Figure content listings
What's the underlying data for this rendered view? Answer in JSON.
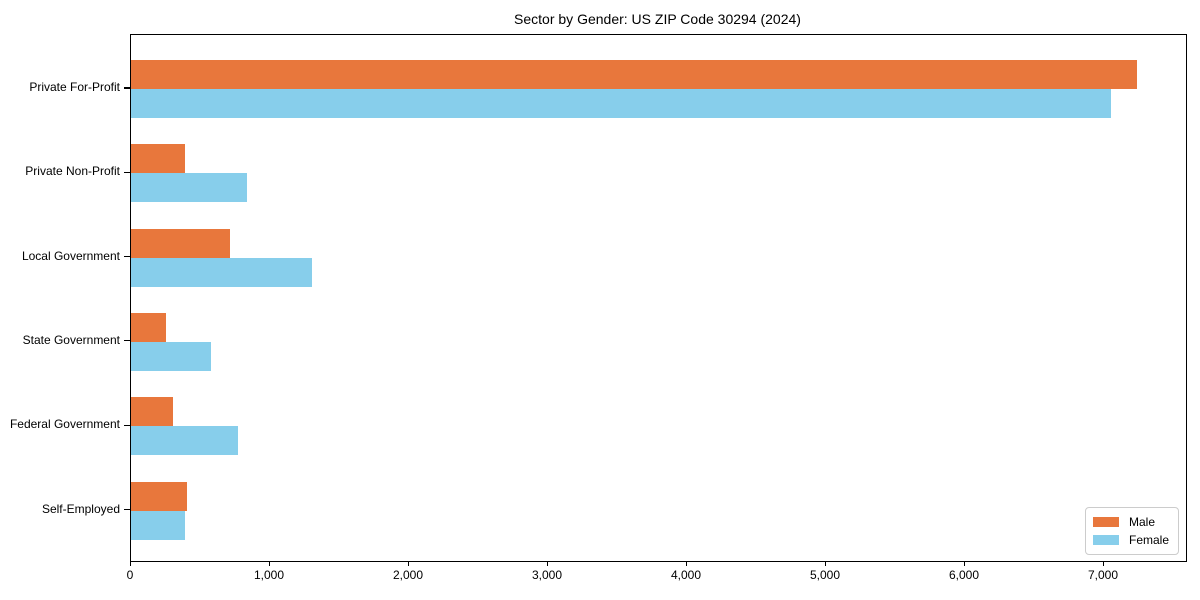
{
  "title": "Sector by Gender: US ZIP Code 30294 (2024)",
  "colors": {
    "male": "#e8773c",
    "female": "#87ceeb",
    "axis": "#000000",
    "legend_border": "#cccccc"
  },
  "chart_data": {
    "type": "bar",
    "orientation": "horizontal",
    "title": "Sector by Gender: US ZIP Code 30294 (2024)",
    "categories": [
      "Private For-Profit",
      "Private Non-Profit",
      "Local Government",
      "State Government",
      "Federal Government",
      "Self-Employed"
    ],
    "series": [
      {
        "name": "Male",
        "color": "#e8773c",
        "values": [
          7240,
          390,
          710,
          250,
          300,
          400
        ]
      },
      {
        "name": "Female",
        "color": "#87ceeb",
        "values": [
          7050,
          835,
          1300,
          575,
          770,
          390
        ]
      }
    ],
    "xlabel": "",
    "ylabel": "",
    "xlim": [
      0,
      7590
    ],
    "xticks": [
      0,
      1000,
      2000,
      3000,
      4000,
      5000,
      6000,
      7000
    ],
    "xtick_labels": [
      "0",
      "1,000",
      "2,000",
      "3,000",
      "4,000",
      "5,000",
      "6,000",
      "7,000"
    ],
    "legend_position": "lower right",
    "grid": false
  }
}
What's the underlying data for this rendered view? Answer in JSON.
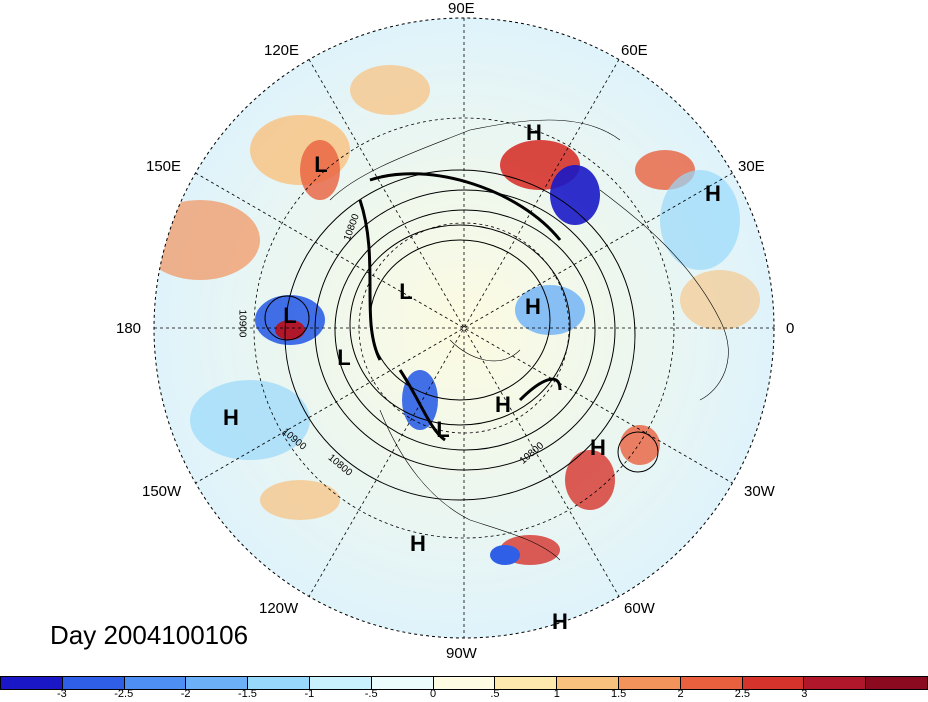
{
  "map": {
    "projection": "north-polar-stereographic",
    "longitude_labels": [
      "90E",
      "60E",
      "30E",
      "0",
      "30W",
      "60W",
      "90W",
      "120W",
      "150W",
      "180",
      "150E",
      "120E"
    ],
    "pressure_centers": [
      "H",
      "L",
      "H",
      "H",
      "L",
      "H",
      "L",
      "L",
      "L",
      "H",
      "H",
      "H",
      "H"
    ],
    "contour_labels": [
      "10800",
      "10900",
      "10900",
      "10800",
      "10800"
    ]
  },
  "title": {
    "day_label": "Day 2004100106"
  },
  "colorbar": {
    "colors": [
      "#1a18c6",
      "#2e5fe6",
      "#4d8ff2",
      "#6cb0f7",
      "#98d9fb",
      "#c9f1fd",
      "#ecfcfd",
      "#fdfbe1",
      "#fde8ae",
      "#f9c17e",
      "#f2935c",
      "#e8603d",
      "#d6332c",
      "#b0172a",
      "#8b0a1f"
    ],
    "tick_labels": [
      "-3",
      "-2.5",
      "-2",
      "-1.5",
      "-1",
      "-.5",
      "0",
      ".5",
      "1",
      "1.5",
      "2",
      "2.5",
      "3"
    ]
  }
}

## EXERCISE REQUIREMENTS
Looking at the records above, report how many lines contain the word "Profit". Answer with the number only.

## OUTPUT BELOW
2